» **DATA PROVIDED**:
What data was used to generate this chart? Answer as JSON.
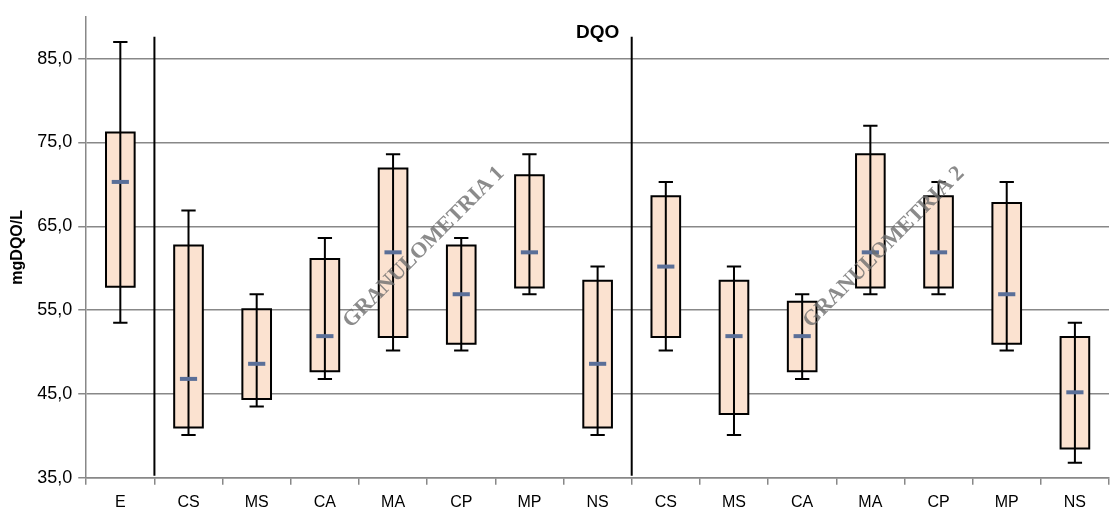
{
  "chart_data": {
    "type": "box",
    "title": "DQO",
    "ylabel": "mgDQO/L",
    "categories": [
      "E",
      "CS",
      "MS",
      "CA",
      "MA",
      "CP",
      "MP",
      "NS",
      "CS",
      "MS",
      "CA",
      "MA",
      "CP",
      "MP",
      "NS"
    ],
    "series": [
      {
        "color": "#fbe2d0",
        "boxes": [
          {
            "low": 53.5,
            "q1": 57.8,
            "median": 70.3,
            "q3": 76.2,
            "high": 87.0
          },
          {
            "low": 40.1,
            "q1": 41.0,
            "median": 46.8,
            "q3": 62.7,
            "high": 66.9
          },
          {
            "low": 43.5,
            "q1": 44.4,
            "median": 48.6,
            "q3": 55.1,
            "high": 56.9
          },
          {
            "low": 46.8,
            "q1": 47.7,
            "median": 51.9,
            "q3": 61.1,
            "high": 63.6
          },
          {
            "low": 50.2,
            "q1": 51.8,
            "median": 61.9,
            "q3": 71.9,
            "high": 73.6
          },
          {
            "low": 50.2,
            "q1": 51.0,
            "median": 56.9,
            "q3": 62.7,
            "high": 63.6
          },
          {
            "low": 56.9,
            "q1": 57.7,
            "median": 61.9,
            "q3": 71.1,
            "high": 73.6
          },
          {
            "low": 40.1,
            "q1": 41.0,
            "median": 48.6,
            "q3": 58.5,
            "high": 60.2
          },
          {
            "low": 50.2,
            "q1": 51.8,
            "median": 60.2,
            "q3": 68.6,
            "high": 70.3
          },
          {
            "low": 40.1,
            "q1": 42.6,
            "median": 51.9,
            "q3": 58.5,
            "high": 60.2
          },
          {
            "low": 46.8,
            "q1": 47.7,
            "median": 51.9,
            "q3": 56.0,
            "high": 56.9
          },
          {
            "low": 56.9,
            "q1": 57.7,
            "median": 61.9,
            "q3": 73.6,
            "high": 77.0
          },
          {
            "low": 56.9,
            "q1": 57.7,
            "median": 61.9,
            "q3": 68.6,
            "high": 70.3
          },
          {
            "low": 50.2,
            "q1": 51.0,
            "median": 56.9,
            "q3": 67.8,
            "high": 70.3
          },
          {
            "low": 36.8,
            "q1": 38.5,
            "median": 45.2,
            "q3": 51.8,
            "high": 53.5
          }
        ]
      }
    ],
    "ylim": [
      35,
      90
    ],
    "yticks": [
      {
        "value": 35,
        "label": "35,0"
      },
      {
        "value": 45,
        "label": "45,0"
      },
      {
        "value": 55,
        "label": "55,0"
      },
      {
        "value": 65,
        "label": "65,0"
      },
      {
        "value": 75,
        "label": "75,0"
      },
      {
        "value": 85,
        "label": "85,0"
      }
    ],
    "grid": "y",
    "legend": false,
    "annotations": [
      "GRANULOMETRIA 1",
      "GRANULOMETRIA 2"
    ]
  }
}
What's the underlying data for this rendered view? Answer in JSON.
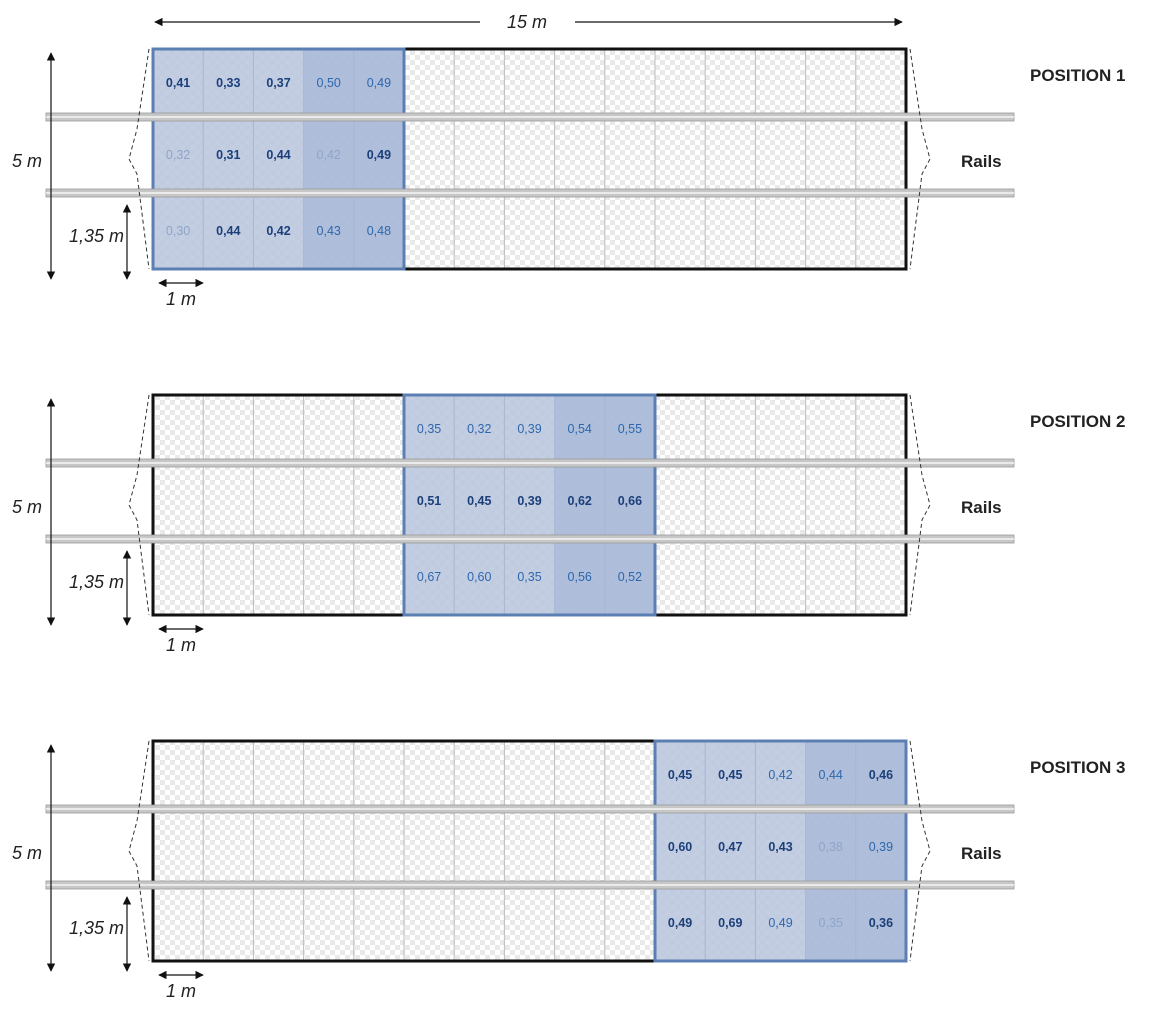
{
  "top_dimension": "15 m",
  "side_dimension": "5 m",
  "rail_offset_dimension": "1,35 m",
  "cell_dimension": "1 m",
  "rails_label": "Rails",
  "colors": {
    "measure_fill_light": "#b8c6de",
    "measure_fill_dark": "#9fb2d6",
    "measure_border": "#5b7fb3",
    "text_dark": "#1c3f7a",
    "text_medium": "#2d67ad",
    "text_faint": "#8fa4c8",
    "rail": "#c7c7c7",
    "checker": "#e9e9e9"
  },
  "positions": [
    {
      "title": "POSITION 1",
      "start_cell": 0,
      "values": [
        [
          "0,41",
          "0,33",
          "0,37",
          "0,50",
          "0,49"
        ],
        [
          "0,32",
          "0,31",
          "0,44",
          "0,42",
          "0,49"
        ],
        [
          "0,30",
          "0,44",
          "0,42",
          "0,43",
          "0,48"
        ]
      ],
      "styles": [
        [
          "dark",
          "dark",
          "dark",
          "medium",
          "medium"
        ],
        [
          "faint",
          "dark",
          "dark",
          "faint",
          "dark"
        ],
        [
          "faint",
          "dark",
          "dark",
          "medium",
          "medium"
        ]
      ]
    },
    {
      "title": "POSITION 2",
      "start_cell": 5,
      "values": [
        [
          "0,35",
          "0,32",
          "0,39",
          "0,54",
          "0,55"
        ],
        [
          "0,51",
          "0,45",
          "0,39",
          "0,62",
          "0,66"
        ],
        [
          "0,67",
          "0,60",
          "0,35",
          "0,56",
          "0,52"
        ]
      ],
      "styles": [
        [
          "medium",
          "medium",
          "medium",
          "medium",
          "medium"
        ],
        [
          "dark",
          "dark",
          "dark",
          "dark",
          "dark"
        ],
        [
          "medium",
          "medium",
          "medium",
          "medium",
          "medium"
        ]
      ]
    },
    {
      "title": "POSITION 3",
      "start_cell": 10,
      "values": [
        [
          "0,45",
          "0,45",
          "0,42",
          "0,44",
          "0,46"
        ],
        [
          "0,60",
          "0,47",
          "0,43",
          "0,38",
          "0,39"
        ],
        [
          "0,49",
          "0,69",
          "0,49",
          "0,35",
          "0,36"
        ]
      ],
      "styles": [
        [
          "dark",
          "dark",
          "medium",
          "medium",
          "dark"
        ],
        [
          "dark",
          "dark",
          "dark",
          "faint",
          "medium"
        ],
        [
          "dark",
          "dark",
          "medium",
          "faint",
          "dark"
        ]
      ]
    }
  ]
}
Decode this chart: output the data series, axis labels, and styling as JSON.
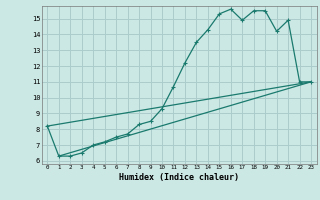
{
  "title": "",
  "xlabel": "Humidex (Indice chaleur)",
  "bg_color": "#cce8e4",
  "grid_color": "#aaccca",
  "line_color": "#1a7a6e",
  "xlim": [
    -0.5,
    23.5
  ],
  "ylim": [
    5.8,
    15.8
  ],
  "yticks": [
    6,
    7,
    8,
    9,
    10,
    11,
    12,
    13,
    14,
    15
  ],
  "xticks": [
    0,
    1,
    2,
    3,
    4,
    5,
    6,
    7,
    8,
    9,
    10,
    11,
    12,
    13,
    14,
    15,
    16,
    17,
    18,
    19,
    20,
    21,
    22,
    23
  ],
  "series1_x": [
    0,
    1,
    2,
    3,
    4,
    5,
    6,
    7,
    8,
    9,
    10,
    11,
    12,
    13,
    14,
    15,
    16,
    17,
    18,
    19,
    20,
    21,
    22,
    23
  ],
  "series1_y": [
    8.2,
    6.3,
    6.3,
    6.5,
    7.0,
    7.2,
    7.5,
    7.7,
    8.3,
    8.5,
    9.3,
    10.7,
    12.2,
    13.5,
    14.3,
    15.3,
    15.6,
    14.9,
    15.5,
    15.5,
    14.2,
    14.9,
    11.0,
    11.0
  ],
  "series2_x": [
    1,
    23
  ],
  "series2_y": [
    6.3,
    11.0
  ],
  "series3_x": [
    0,
    23
  ],
  "series3_y": [
    8.2,
    11.0
  ]
}
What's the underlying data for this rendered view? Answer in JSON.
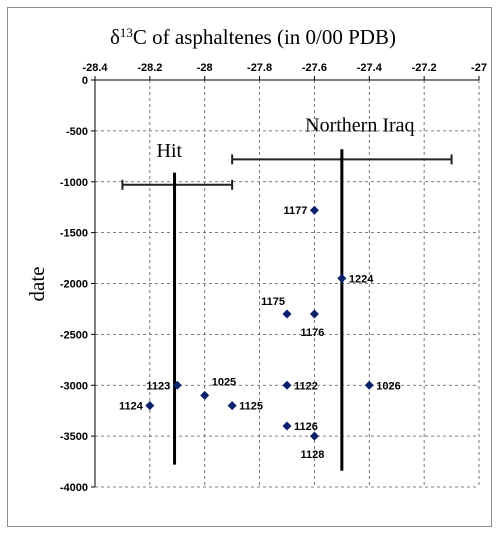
{
  "chart_data": {
    "type": "scatter",
    "title_main": "δ",
    "title_sup": "13",
    "title_rest": "C of asphaltenes  (in 0/00 PDB)",
    "ylabel": "date",
    "xlim": [
      -28.4,
      -27
    ],
    "ylim": [
      -4000,
      0
    ],
    "x_ticks": [
      -28.4,
      -28.2,
      -28,
      -27.8,
      -27.6,
      -27.4,
      -27.2,
      -27
    ],
    "x_tick_labels": [
      "-28.4",
      "-28.2",
      "-28",
      "-27.8",
      "-27.6",
      "-27.4",
      "-27.2",
      "-27"
    ],
    "y_ticks": [
      0,
      -500,
      -1000,
      -1500,
      -2000,
      -2500,
      -3000,
      -3500,
      -4000
    ],
    "y_tick_labels": [
      "0",
      "-500",
      "-1000",
      "-1500",
      "-2000",
      "-2500",
      "-3000",
      "-3500",
      "-4000"
    ],
    "x_axis_position": "top",
    "grid": true,
    "points": [
      {
        "label": "1177",
        "x": -27.6,
        "y": -1280,
        "label_pos": "left"
      },
      {
        "label": "1224",
        "x": -27.5,
        "y": -1950,
        "label_pos": "right"
      },
      {
        "label": "1175",
        "x": -27.7,
        "y": -2300,
        "label_pos": "above-left"
      },
      {
        "label": "1176",
        "x": -27.6,
        "y": -2300,
        "label_pos": "below"
      },
      {
        "label": "1123",
        "x": -28.1,
        "y": -3000,
        "label_pos": "left"
      },
      {
        "label": "1025",
        "x": -28.0,
        "y": -3100,
        "label_pos": "above-right"
      },
      {
        "label": "1122",
        "x": -27.7,
        "y": -3000,
        "label_pos": "right"
      },
      {
        "label": "1026",
        "x": -27.4,
        "y": -3000,
        "label_pos": "right"
      },
      {
        "label": "1124",
        "x": -28.2,
        "y": -3200,
        "label_pos": "left"
      },
      {
        "label": "1125",
        "x": -27.9,
        "y": -3200,
        "label_pos": "right"
      },
      {
        "label": "1126",
        "x": -27.7,
        "y": -3400,
        "label_pos": "right"
      },
      {
        "label": "1128",
        "x": -27.6,
        "y": -3500,
        "label_pos": "below"
      }
    ],
    "groups": [
      {
        "name": "Hit",
        "x_range": [
          -28.3,
          -27.9
        ],
        "range_y": -1030,
        "vline_x": -28.11,
        "vline_y": [
          -910,
          -3780
        ]
      },
      {
        "name": "Northern Iraq",
        "x_range": [
          -27.9,
          -27.1
        ],
        "range_y": -780,
        "vline_x": -27.5,
        "vline_y": [
          -680,
          -3840
        ]
      }
    ]
  }
}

» **INSTRUCTIONS TO FOLLOW**: Looking at the entries above, how many lines contain the word "this"? Answer with the number alone.

» **REPLY**: 4